--- start ---

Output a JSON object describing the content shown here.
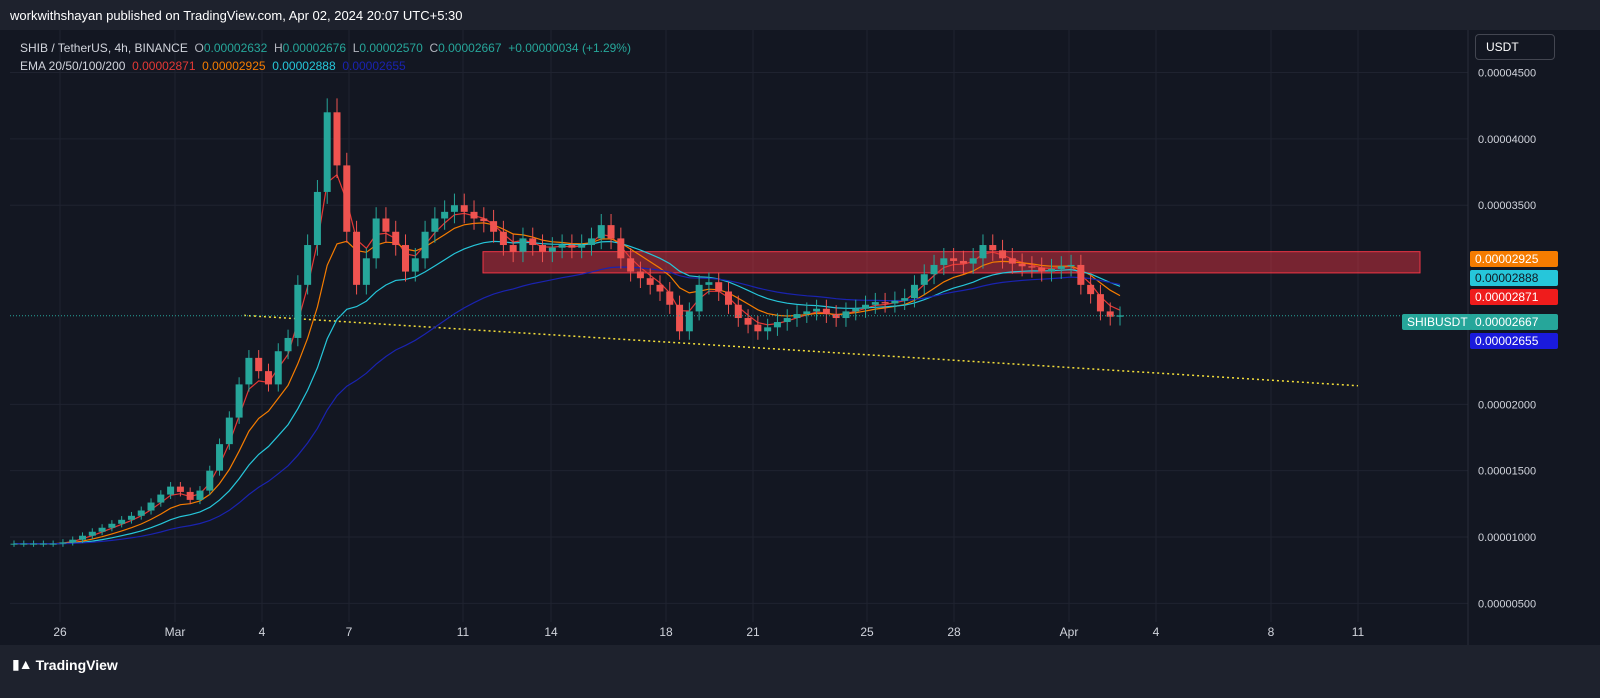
{
  "header": {
    "publish_text": "workwithshayan published on TradingView.com, Apr 02, 2024 20:07 UTC+5:30"
  },
  "legend": {
    "symbol": "SHIB / TetherUS, 4h, BINANCE",
    "o_label": "O",
    "o_value": "0.00002632",
    "h_label": "H",
    "h_value": "0.00002676",
    "l_label": "L",
    "l_value": "0.00002570",
    "c_label": "C",
    "c_value": "0.00002667",
    "change": "+0.00000034 (+1.29%)",
    "ema_label": "EMA 20/50/100/200",
    "ema20": "0.00002871",
    "ema50": "0.00002925",
    "ema100": "0.00002888",
    "ema200": "0.00002655"
  },
  "currency_button": "USDT",
  "price_tags": {
    "ema50": "0.00002925",
    "ema100": "0.00002888",
    "ema20": "0.00002871",
    "symbol_name": "SHIBUSDT",
    "last": "0.00002667",
    "ema200": "0.00002655"
  },
  "footer": {
    "brand": "TradingView"
  },
  "colors": {
    "up": "#26a69a",
    "down": "#ef5350",
    "ema20": "#e53935",
    "ema50": "#f57c00",
    "ema100": "#26c6da",
    "ema200": "#1a23b0",
    "trendline": "#f5e03a",
    "zone": "#f23645"
  },
  "chart_data": {
    "type": "candlestick",
    "timeframe": "4h",
    "x_ticks": [
      "26",
      "Mar",
      "4",
      "7",
      "11",
      "14",
      "18",
      "21",
      "25",
      "28",
      "Apr",
      "4",
      "8",
      "11"
    ],
    "y_ticks": [
      "0.00004500",
      "0.00004000",
      "0.00003500",
      "0.00002000",
      "0.00001500",
      "0.00001000",
      "0.00000500"
    ],
    "ylim": [
      3.6e-06,
      4.82e-05
    ],
    "last_price": 2.667e-05,
    "closes": [
      9.5e-06,
      9.5e-06,
      9.5e-06,
      9.5e-06,
      9.5e-06,
      9.6e-06,
      9.8e-06,
      1.01e-05,
      1.04e-05,
      1.07e-05,
      1.1e-05,
      1.13e-05,
      1.16e-05,
      1.2e-05,
      1.26e-05,
      1.32e-05,
      1.38e-05,
      1.34e-05,
      1.28e-05,
      1.35e-05,
      1.5e-05,
      1.7e-05,
      1.9e-05,
      2.15e-05,
      2.35e-05,
      2.25e-05,
      2.15e-05,
      2.4e-05,
      2.5e-05,
      2.9e-05,
      3.2e-05,
      3.6e-05,
      4.2e-05,
      3.8e-05,
      3.3e-05,
      2.9e-05,
      3.1e-05,
      3.4e-05,
      3.3e-05,
      3.2e-05,
      3e-05,
      3.1e-05,
      3.3e-05,
      3.4e-05,
      3.45e-05,
      3.5e-05,
      3.45e-05,
      3.4e-05,
      3.38e-05,
      3.3e-05,
      3.2e-05,
      3.15e-05,
      3.25e-05,
      3.2e-05,
      3.15e-05,
      3.18e-05,
      3.2e-05,
      3.18e-05,
      3.2e-05,
      3.25e-05,
      3.35e-05,
      3.25e-05,
      3.1e-05,
      3e-05,
      2.95e-05,
      2.9e-05,
      2.85e-05,
      2.75e-05,
      2.55e-05,
      2.7e-05,
      2.9e-05,
      2.92e-05,
      2.85e-05,
      2.75e-05,
      2.65e-05,
      2.6e-05,
      2.55e-05,
      2.58e-05,
      2.62e-05,
      2.65e-05,
      2.68e-05,
      2.7e-05,
      2.72e-05,
      2.68e-05,
      2.65e-05,
      2.7e-05,
      2.72e-05,
      2.75e-05,
      2.77e-05,
      2.76e-05,
      2.78e-05,
      2.8e-05,
      2.9e-05,
      2.98e-05,
      3.05e-05,
      3.1e-05,
      3.08e-05,
      3.06e-05,
      3.1e-05,
      3.2e-05,
      3.16e-05,
      3.1e-05,
      3.06e-05,
      3.04e-05,
      3.03e-05,
      3e-05,
      3.02e-05,
      3.04e-05,
      3.05e-05,
      2.9e-05,
      2.83e-05,
      2.7e-05,
      2.66e-05,
      2.67e-05
    ],
    "ema_series": [
      {
        "name": "EMA 20",
        "color": "#e53935",
        "last": 2.871e-05
      },
      {
        "name": "EMA 50",
        "color": "#f57c00",
        "last": 2.925e-05
      },
      {
        "name": "EMA 100",
        "color": "#26c6da",
        "last": 2.888e-05
      },
      {
        "name": "EMA 200",
        "color": "#1a23b0",
        "last": 2.655e-05
      }
    ],
    "resistance_zone": {
      "low": 2.99e-05,
      "high": 3.15e-05
    },
    "trendline": {
      "start": 2.67e-05,
      "end": 2.14e-05
    }
  }
}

--- end ---

Print out the lines exactly, skipping any picture.

Output a JSON object describing the content shown here.
{
  "header": {
    "publish_text": "workwithshayan published on TradingView.com, Apr 02, 2024 20:07 UTC+5:30"
  },
  "legend": {
    "symbol": "SHIB / TetherUS, 4h, BINANCE",
    "o_label": "O",
    "o_value": "0.00002632",
    "h_label": "H",
    "h_value": "0.00002676",
    "l_label": "L",
    "l_value": "0.00002570",
    "c_label": "C",
    "c_value": "0.00002667",
    "change": "+0.00000034 (+1.29%)",
    "ema_label": "EMA 20/50/100/200",
    "ema20": "0.00002871",
    "ema50": "0.00002925",
    "ema100": "0.00002888",
    "ema200": "0.00002655"
  },
  "currency_button": "USDT",
  "price_tags": {
    "ema50": "0.00002925",
    "ema100": "0.00002888",
    "ema20": "0.00002871",
    "symbol_name": "SHIBUSDT",
    "last": "0.00002667",
    "ema200": "0.00002655"
  },
  "footer": {
    "brand": "TradingView"
  },
  "colors": {
    "up": "#26a69a",
    "down": "#ef5350",
    "ema20": "#e53935",
    "ema50": "#f57c00",
    "ema100": "#26c6da",
    "ema200": "#1a23b0",
    "trendline": "#f5e03a",
    "zone": "#f23645"
  },
  "chart_data": {
    "type": "candlestick",
    "timeframe": "4h",
    "x_ticks": [
      "26",
      "Mar",
      "4",
      "7",
      "11",
      "14",
      "18",
      "21",
      "25",
      "28",
      "Apr",
      "4",
      "8",
      "11"
    ],
    "y_ticks": [
      "0.00004500",
      "0.00004000",
      "0.00003500",
      "0.00002000",
      "0.00001500",
      "0.00001000",
      "0.00000500"
    ],
    "ylim": [
      3.6e-06,
      4.82e-05
    ],
    "last_price": 2.667e-05,
    "closes": [
      9.5e-06,
      9.5e-06,
      9.5e-06,
      9.5e-06,
      9.5e-06,
      9.6e-06,
      9.8e-06,
      1.01e-05,
      1.04e-05,
      1.07e-05,
      1.1e-05,
      1.13e-05,
      1.16e-05,
      1.2e-05,
      1.26e-05,
      1.32e-05,
      1.38e-05,
      1.34e-05,
      1.28e-05,
      1.35e-05,
      1.5e-05,
      1.7e-05,
      1.9e-05,
      2.15e-05,
      2.35e-05,
      2.25e-05,
      2.15e-05,
      2.4e-05,
      2.5e-05,
      2.9e-05,
      3.2e-05,
      3.6e-05,
      4.2e-05,
      3.8e-05,
      3.3e-05,
      2.9e-05,
      3.1e-05,
      3.4e-05,
      3.3e-05,
      3.2e-05,
      3e-05,
      3.1e-05,
      3.3e-05,
      3.4e-05,
      3.45e-05,
      3.5e-05,
      3.45e-05,
      3.4e-05,
      3.38e-05,
      3.3e-05,
      3.2e-05,
      3.15e-05,
      3.25e-05,
      3.2e-05,
      3.15e-05,
      3.18e-05,
      3.2e-05,
      3.18e-05,
      3.2e-05,
      3.25e-05,
      3.35e-05,
      3.25e-05,
      3.1e-05,
      3e-05,
      2.95e-05,
      2.9e-05,
      2.85e-05,
      2.75e-05,
      2.55e-05,
      2.7e-05,
      2.9e-05,
      2.92e-05,
      2.85e-05,
      2.75e-05,
      2.65e-05,
      2.6e-05,
      2.55e-05,
      2.58e-05,
      2.62e-05,
      2.65e-05,
      2.68e-05,
      2.7e-05,
      2.72e-05,
      2.68e-05,
      2.65e-05,
      2.7e-05,
      2.72e-05,
      2.75e-05,
      2.77e-05,
      2.76e-05,
      2.78e-05,
      2.8e-05,
      2.9e-05,
      2.98e-05,
      3.05e-05,
      3.1e-05,
      3.08e-05,
      3.06e-05,
      3.1e-05,
      3.2e-05,
      3.16e-05,
      3.1e-05,
      3.06e-05,
      3.04e-05,
      3.03e-05,
      3e-05,
      3.02e-05,
      3.04e-05,
      3.05e-05,
      2.9e-05,
      2.83e-05,
      2.7e-05,
      2.66e-05,
      2.67e-05
    ],
    "ema_series": [
      {
        "name": "EMA 20",
        "color": "#e53935",
        "last": 2.871e-05
      },
      {
        "name": "EMA 50",
        "color": "#f57c00",
        "last": 2.925e-05
      },
      {
        "name": "EMA 100",
        "color": "#26c6da",
        "last": 2.888e-05
      },
      {
        "name": "EMA 200",
        "color": "#1a23b0",
        "last": 2.655e-05
      }
    ],
    "resistance_zone": {
      "low": 2.99e-05,
      "high": 3.15e-05
    },
    "trendline": {
      "start": 2.67e-05,
      "end": 2.14e-05
    }
  }
}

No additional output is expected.